▶ _WHAT YOU HAVE TO DO_
Leave the pictures out and transcribe every record exactly.

▶ _DATASET EXTRACT_
* START *
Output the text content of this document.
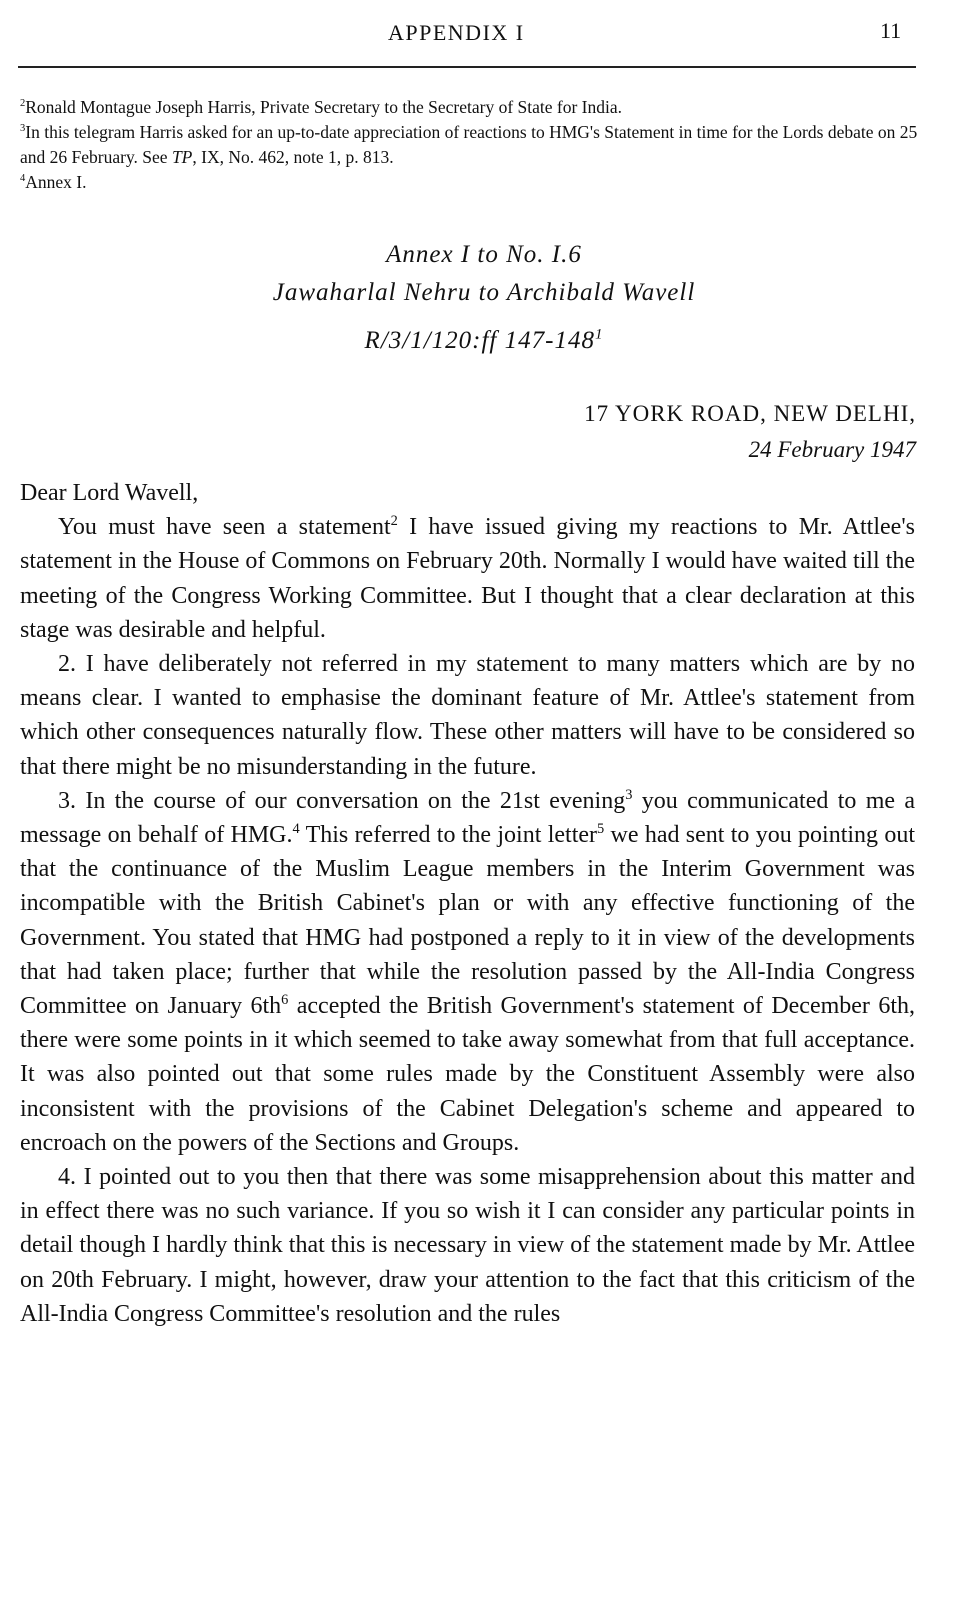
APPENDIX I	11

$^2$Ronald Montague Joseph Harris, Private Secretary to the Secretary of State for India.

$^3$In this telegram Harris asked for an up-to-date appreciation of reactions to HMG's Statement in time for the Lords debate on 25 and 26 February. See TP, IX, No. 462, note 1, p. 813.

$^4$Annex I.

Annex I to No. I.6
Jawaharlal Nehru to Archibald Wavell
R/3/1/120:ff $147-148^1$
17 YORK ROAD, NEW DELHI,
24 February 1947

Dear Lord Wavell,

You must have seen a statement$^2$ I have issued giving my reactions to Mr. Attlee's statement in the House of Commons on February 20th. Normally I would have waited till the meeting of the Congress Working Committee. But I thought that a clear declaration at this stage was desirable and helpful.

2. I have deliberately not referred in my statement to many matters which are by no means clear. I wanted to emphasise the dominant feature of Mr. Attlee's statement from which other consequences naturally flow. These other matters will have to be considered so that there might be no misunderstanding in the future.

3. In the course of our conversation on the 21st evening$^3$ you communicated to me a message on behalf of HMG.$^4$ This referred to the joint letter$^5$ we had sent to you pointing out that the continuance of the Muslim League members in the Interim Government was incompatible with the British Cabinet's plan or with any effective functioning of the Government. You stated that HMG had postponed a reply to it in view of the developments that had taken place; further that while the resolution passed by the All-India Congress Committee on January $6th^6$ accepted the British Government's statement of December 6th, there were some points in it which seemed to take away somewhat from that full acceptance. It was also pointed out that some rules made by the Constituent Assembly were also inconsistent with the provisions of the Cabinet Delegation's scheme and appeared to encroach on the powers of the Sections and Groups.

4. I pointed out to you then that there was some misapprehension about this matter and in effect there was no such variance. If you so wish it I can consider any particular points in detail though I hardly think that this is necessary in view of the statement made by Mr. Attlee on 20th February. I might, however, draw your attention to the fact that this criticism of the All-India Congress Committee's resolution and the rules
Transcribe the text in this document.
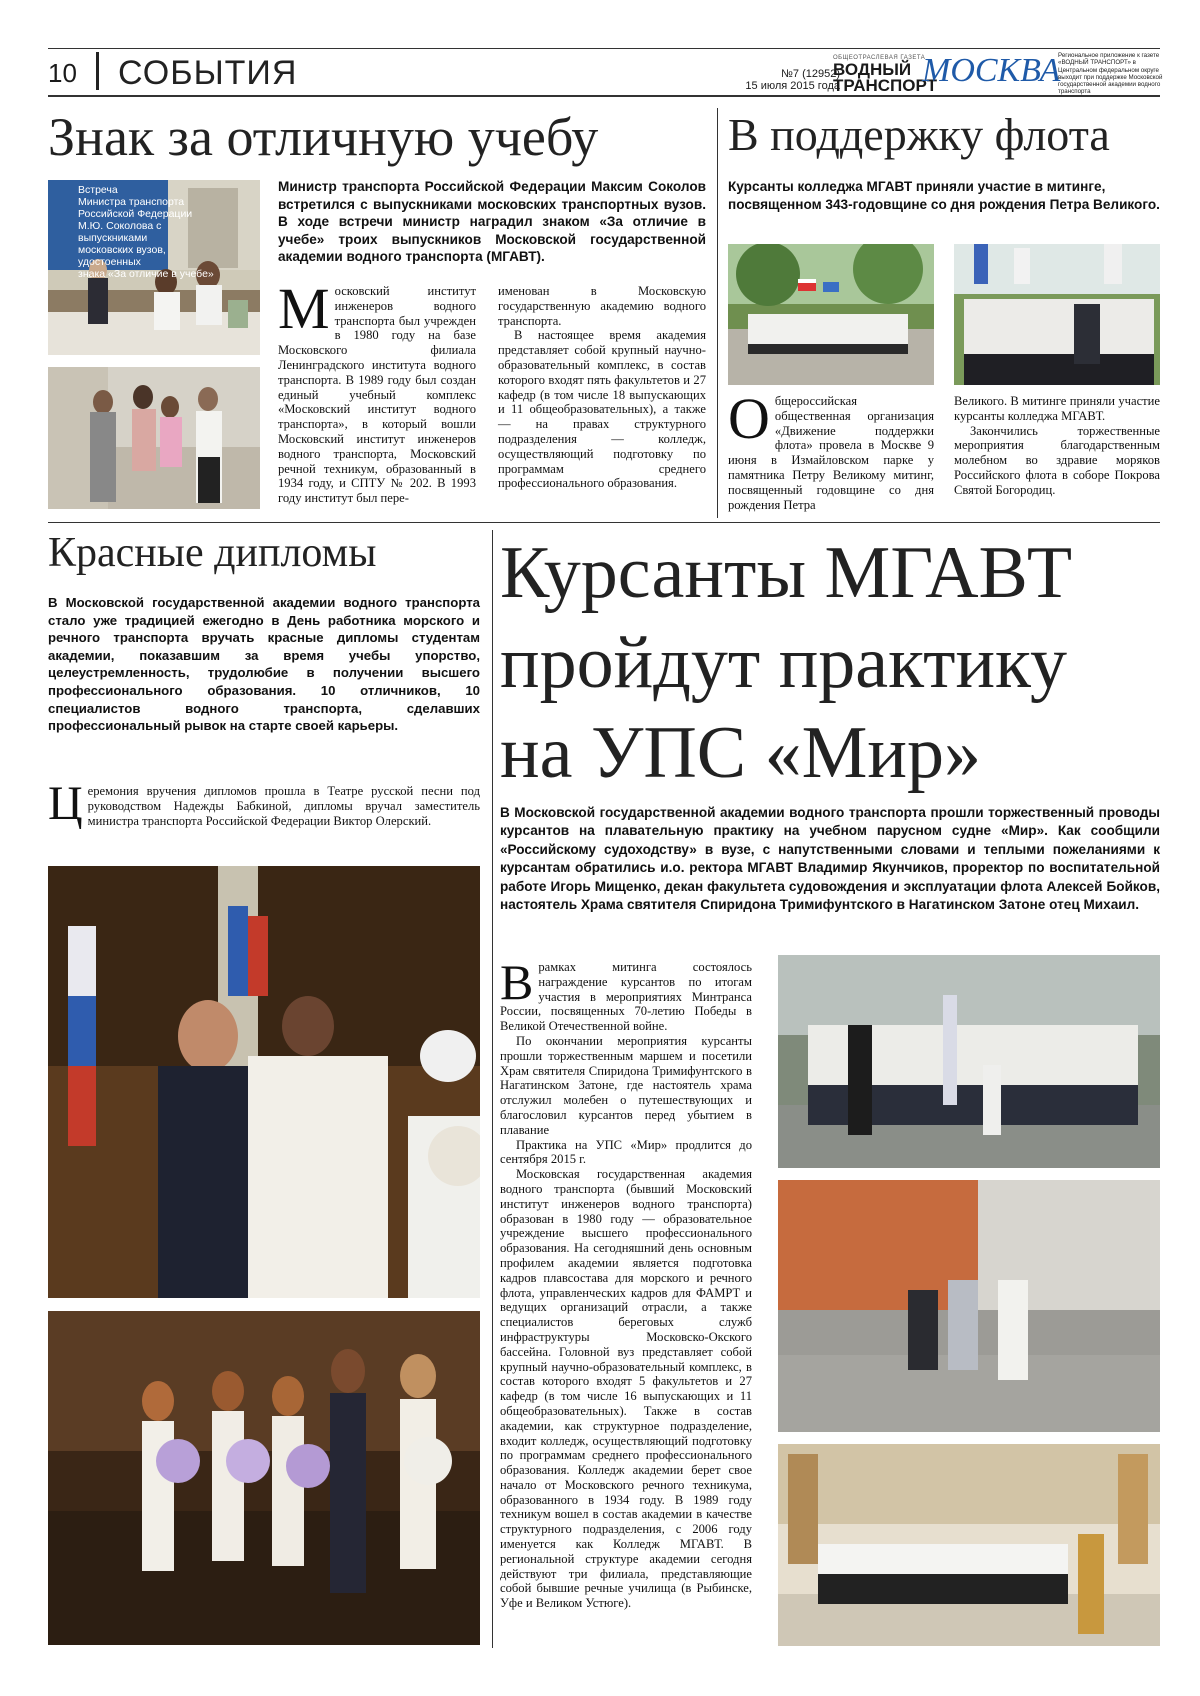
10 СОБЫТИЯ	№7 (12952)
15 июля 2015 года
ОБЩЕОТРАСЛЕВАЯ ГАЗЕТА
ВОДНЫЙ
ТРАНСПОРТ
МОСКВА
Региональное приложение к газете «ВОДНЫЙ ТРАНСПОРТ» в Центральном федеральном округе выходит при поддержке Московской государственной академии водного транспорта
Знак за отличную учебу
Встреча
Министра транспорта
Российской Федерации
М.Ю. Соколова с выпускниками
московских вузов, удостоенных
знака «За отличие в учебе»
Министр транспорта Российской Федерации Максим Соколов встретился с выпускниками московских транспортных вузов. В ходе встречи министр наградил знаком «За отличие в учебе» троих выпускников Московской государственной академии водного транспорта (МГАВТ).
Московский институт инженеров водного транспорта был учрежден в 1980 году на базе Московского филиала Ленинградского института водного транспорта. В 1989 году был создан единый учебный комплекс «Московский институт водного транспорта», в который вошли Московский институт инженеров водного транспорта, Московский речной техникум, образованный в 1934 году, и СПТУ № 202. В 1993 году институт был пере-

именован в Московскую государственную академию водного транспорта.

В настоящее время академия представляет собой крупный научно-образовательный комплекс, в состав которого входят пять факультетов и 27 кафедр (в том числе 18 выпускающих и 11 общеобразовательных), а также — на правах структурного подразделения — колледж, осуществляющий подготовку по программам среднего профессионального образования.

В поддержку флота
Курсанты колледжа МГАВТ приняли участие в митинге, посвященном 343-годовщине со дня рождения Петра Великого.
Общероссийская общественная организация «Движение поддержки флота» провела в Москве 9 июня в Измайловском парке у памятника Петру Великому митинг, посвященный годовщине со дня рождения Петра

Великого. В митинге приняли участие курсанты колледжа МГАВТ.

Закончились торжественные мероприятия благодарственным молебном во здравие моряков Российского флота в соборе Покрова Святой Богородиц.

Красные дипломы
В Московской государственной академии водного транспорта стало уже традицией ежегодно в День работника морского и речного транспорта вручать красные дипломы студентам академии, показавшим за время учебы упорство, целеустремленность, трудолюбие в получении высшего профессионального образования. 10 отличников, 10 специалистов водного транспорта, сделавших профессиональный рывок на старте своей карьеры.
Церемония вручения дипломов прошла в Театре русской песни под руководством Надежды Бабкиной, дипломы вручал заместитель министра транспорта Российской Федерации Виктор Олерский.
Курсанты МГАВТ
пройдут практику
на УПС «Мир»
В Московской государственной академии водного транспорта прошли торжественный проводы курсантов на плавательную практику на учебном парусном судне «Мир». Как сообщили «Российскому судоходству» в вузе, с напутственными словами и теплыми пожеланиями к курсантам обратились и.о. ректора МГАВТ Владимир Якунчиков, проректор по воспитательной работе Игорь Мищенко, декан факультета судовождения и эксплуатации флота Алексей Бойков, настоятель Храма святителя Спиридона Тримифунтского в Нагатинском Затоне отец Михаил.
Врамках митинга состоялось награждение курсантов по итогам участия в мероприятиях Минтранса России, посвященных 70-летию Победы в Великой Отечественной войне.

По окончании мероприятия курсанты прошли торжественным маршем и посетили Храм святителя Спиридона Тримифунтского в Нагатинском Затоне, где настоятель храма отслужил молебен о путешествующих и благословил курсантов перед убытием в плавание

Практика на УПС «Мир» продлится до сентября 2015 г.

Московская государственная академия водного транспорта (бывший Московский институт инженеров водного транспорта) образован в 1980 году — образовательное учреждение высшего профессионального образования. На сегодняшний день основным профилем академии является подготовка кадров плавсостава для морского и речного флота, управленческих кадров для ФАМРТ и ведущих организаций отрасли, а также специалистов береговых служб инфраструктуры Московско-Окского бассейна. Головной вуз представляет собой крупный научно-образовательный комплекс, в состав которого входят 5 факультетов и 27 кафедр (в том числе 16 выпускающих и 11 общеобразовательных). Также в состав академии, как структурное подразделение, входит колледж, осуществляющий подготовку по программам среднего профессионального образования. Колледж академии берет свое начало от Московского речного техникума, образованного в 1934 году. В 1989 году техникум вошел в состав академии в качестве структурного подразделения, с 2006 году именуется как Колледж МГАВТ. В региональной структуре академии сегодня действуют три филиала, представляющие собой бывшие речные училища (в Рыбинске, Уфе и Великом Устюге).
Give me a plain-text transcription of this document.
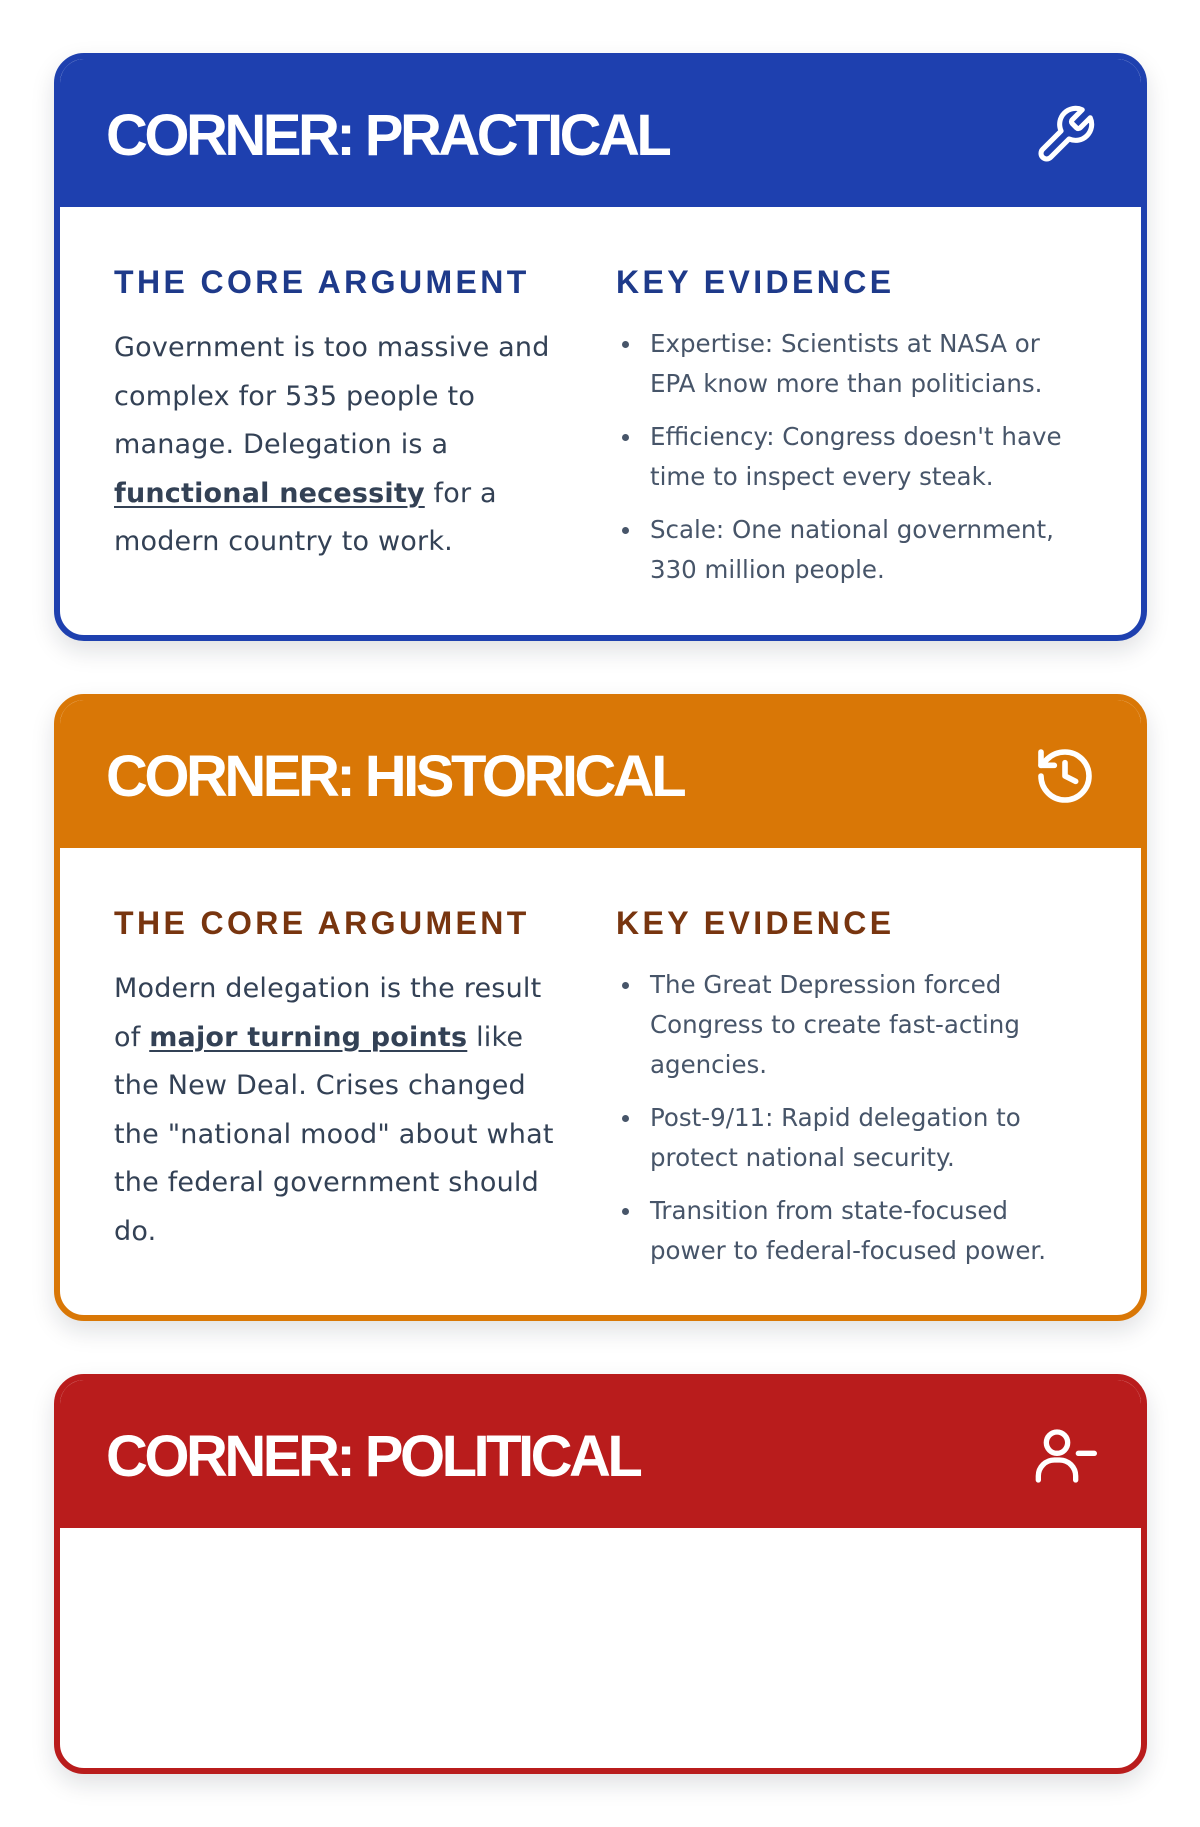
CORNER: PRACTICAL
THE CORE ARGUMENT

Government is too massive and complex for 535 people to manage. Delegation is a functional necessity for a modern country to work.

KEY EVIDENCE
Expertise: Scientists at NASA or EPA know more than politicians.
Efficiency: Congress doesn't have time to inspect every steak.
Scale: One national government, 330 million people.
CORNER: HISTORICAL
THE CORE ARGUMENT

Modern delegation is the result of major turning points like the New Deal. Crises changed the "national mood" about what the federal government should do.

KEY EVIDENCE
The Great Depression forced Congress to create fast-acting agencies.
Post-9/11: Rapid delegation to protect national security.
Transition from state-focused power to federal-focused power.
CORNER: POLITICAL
* END *
▶ _RESPONSE TO THE TASK_
Output the text content of this document.
APPENDIX I	11

$^2$Ronald Montague Joseph Harris, Private Secretary to the Secretary of State for India.

$^3$In this telegram Harris asked for an up-to-date appreciation of reactions to HMG's Statement in time for the Lords debate on 25 and 26 February. See TP, IX, No. 462, note 1, p. 813.

$^4$Annex I.

Annex I to No. I.6
Jawaharlal Nehru to Archibald Wavell
R/3/1/120:ff $147-148^1$
17 YORK ROAD, NEW DELHI,
24 February 1947

Dear Lord Wavell,

You must have seen a statement$^2$ I have issued giving my reactions to Mr. Attlee's statement in the House of Commons on February 20th. Normally I would have waited till the meeting of the Congress Working Committee. But I thought that a clear declaration at this stage was desirable and helpful.

2. I have deliberately not referred in my statement to many matters which are by no means clear. I wanted to emphasise the dominant feature of Mr. Attlee's statement from which other consequences naturally flow. These other matters will have to be considered so that there might be no misunderstanding in the future.

3. In the course of our conversation on the 21st evening$^3$ you communicated to me a message on behalf of HMG.$^4$ This referred to the joint letter$^5$ we had sent to you pointing out that the continuance of the Muslim League members in the Interim Government was incompatible with the British Cabinet's plan or with any effective functioning of the Government. You stated that HMG had postponed a reply to it in view of the developments that had taken place; further that while the resolution passed by the All-India Congress Committee on January $6th^6$ accepted the British Government's statement of December 6th, there were some points in it which seemed to take away somewhat from that full acceptance. It was also pointed out that some rules made by the Constituent Assembly were also inconsistent with the provisions of the Cabinet Delegation's scheme and appeared to encroach on the powers of the Sections and Groups.

4. I pointed out to you then that there was some misapprehension about this matter and in effect there was no such variance. If you so wish it I can consider any particular points in detail though I hardly think that this is necessary in view of the statement made by Mr. Attlee on 20th February. I might, however, draw your attention to the fact that this criticism of the All-India Congress Committee's resolution and the rules
Transcribe the text in this document.
10 СОБЫТИЯ	№7 (12952)
15 июля 2015 года
ОБЩЕОТРАСЛЕВАЯ ГАЗЕТА
ВОДНЫЙ
ТРАНСПОРТ
МОСКВА
Региональное приложение к газете «ВОДНЫЙ ТРАНСПОРТ» в Центральном федеральном округе выходит при поддержке Московской государственной академии водного транспорта
Знак за отличную учебу
Встреча
Министра транспорта
Российской Федерации
М.Ю. Соколова с выпускниками
московских вузов, удостоенных
знака «За отличие в учебе»
Министр транспорта Российской Федерации Максим Соколов встретился с выпускниками московских транспортных вузов. В ходе встречи министр наградил знаком «За отличие в учебе» троих выпускников Московской государственной академии водного транспорта (МГАВТ).
Московский институт инженеров водного транспорта был учрежден в 1980 году на базе Московского филиала Ленинградского института водного транспорта. В 1989 году был создан единый учебный комплекс «Московский институт водного транспорта», в который вошли Московский институт инженеров водного транспорта, Московский речной техникум, образованный в 1934 году, и СПТУ № 202. В 1993 году институт был пере-

именован в Московскую государственную академию водного транспорта.

В настоящее время академия представляет собой крупный научно-образовательный комплекс, в состав которого входят пять факультетов и 27 кафедр (в том числе 18 выпускающих и 11 общеобразовательных), а также — на правах структурного подразделения — колледж, осуществляющий подготовку по программам среднего профессионального образования.

В поддержку флота
Курсанты колледжа МГАВТ приняли участие в митинге, посвященном 343-годовщине со дня рождения Петра Великого.
Общероссийская общественная организация «Движение поддержки флота» провела в Москве 9 июня в Измайловском парке у памятника Петру Великому митинг, посвященный годовщине со дня рождения Петра

Великого. В митинге приняли участие курсанты колледжа МГАВТ.

Закончились торжественные мероприятия благодарственным молебном во здравие моряков Российского флота в соборе Покрова Святой Богородиц.

Красные дипломы
В Московской государственной академии водного транспорта стало уже традицией ежегодно в День работника морского и речного транспорта вручать красные дипломы студентам академии, показавшим за время учебы упорство, целеустремленность, трудолюбие в получении высшего профессионального образования. 10 отличников, 10 специалистов водного транспорта, сделавших профессиональный рывок на старте своей карьеры.
Церемония вручения дипломов прошла в Театре русской песни под руководством Надежды Бабкиной, дипломы вручал заместитель министра транспорта Российской Федерации Виктор Олерский.
Курсанты МГАВТ
пройдут практику
на УПС «Мир»
В Московской государственной академии водного транспорта прошли торжественный проводы курсантов на плавательную практику на учебном парусном судне «Мир». Как сообщили «Российскому судоходству» в вузе, с напутственными словами и теплыми пожеланиями к курсантам обратились и.о. ректора МГАВТ Владимир Якунчиков, проректор по воспитательной работе Игорь Мищенко, декан факультета судовождения и эксплуатации флота Алексей Бойков, настоятель Храма святителя Спиридона Тримифунтского в Нагатинском Затоне отец Михаил.
Врамках митинга состоялось награждение курсантов по итогам участия в мероприятиях Минтранса России, посвященных 70-летию Победы в Великой Отечественной войне.

По окончании мероприятия курсанты прошли торжественным маршем и посетили Храм святителя Спиридона Тримифунтского в Нагатинском Затоне, где настоятель храма отслужил молебен о путешествующих и благословил курсантов перед убытием в плавание

Практика на УПС «Мир» продлится до сентября 2015 г.

Московская государственная академия водного транспорта (бывший Московский институт инженеров водного транспорта) образован в 1980 году — образовательное учреждение высшего профессионального образования. На сегодняшний день основным профилем академии является подготовка кадров плавсостава для морского и речного флота, управленческих кадров для ФАМРТ и ведущих организаций отрасли, а также специалистов береговых служб инфраструктуры Московско-Окского бассейна. Головной вуз представляет собой крупный научно-образовательный комплекс, в состав которого входят 5 факультетов и 27 кафедр (в том числе 16 выпускающих и 11 общеобразовательных). Также в состав академии, как структурное подразделение, входит колледж, осуществляющий подготовку по программам среднего профессионального образования. Колледж академии берет свое начало от Московского речного техникума, образованного в 1934 году. В 1989 году техникум вошел в состав академии в качестве структурного подразделения, с 2006 году именуется как Колледж МГАВТ. В региональной структуре академии сегодня действуют три филиала, представляющие собой бывшие речные училища (в Рыбинске, Уфе и Великом Устюге).
Give me a plain-text transcription of this document.
CORNER: PRACTICAL
THE CORE ARGUMENT

Government is too massive and complex for 535 people to manage. Delegation is a functional necessity for a modern country to work.

KEY EVIDENCE
Expertise: Scientists at NASA or EPA know more than politicians.
Efficiency: Congress doesn't have time to inspect every steak.
Scale: One national government, 330 million people.
CORNER: HISTORICAL
THE CORE ARGUMENT

Modern delegation is the result of major turning points like the New Deal. Crises changed the "national mood" about what the federal government should do.

KEY EVIDENCE
The Great Depression forced Congress to create fast-acting agencies.
Post-9/11: Rapid delegation to protect national security.
Transition from state-focused power to federal-focused power.
CORNER: POLITICAL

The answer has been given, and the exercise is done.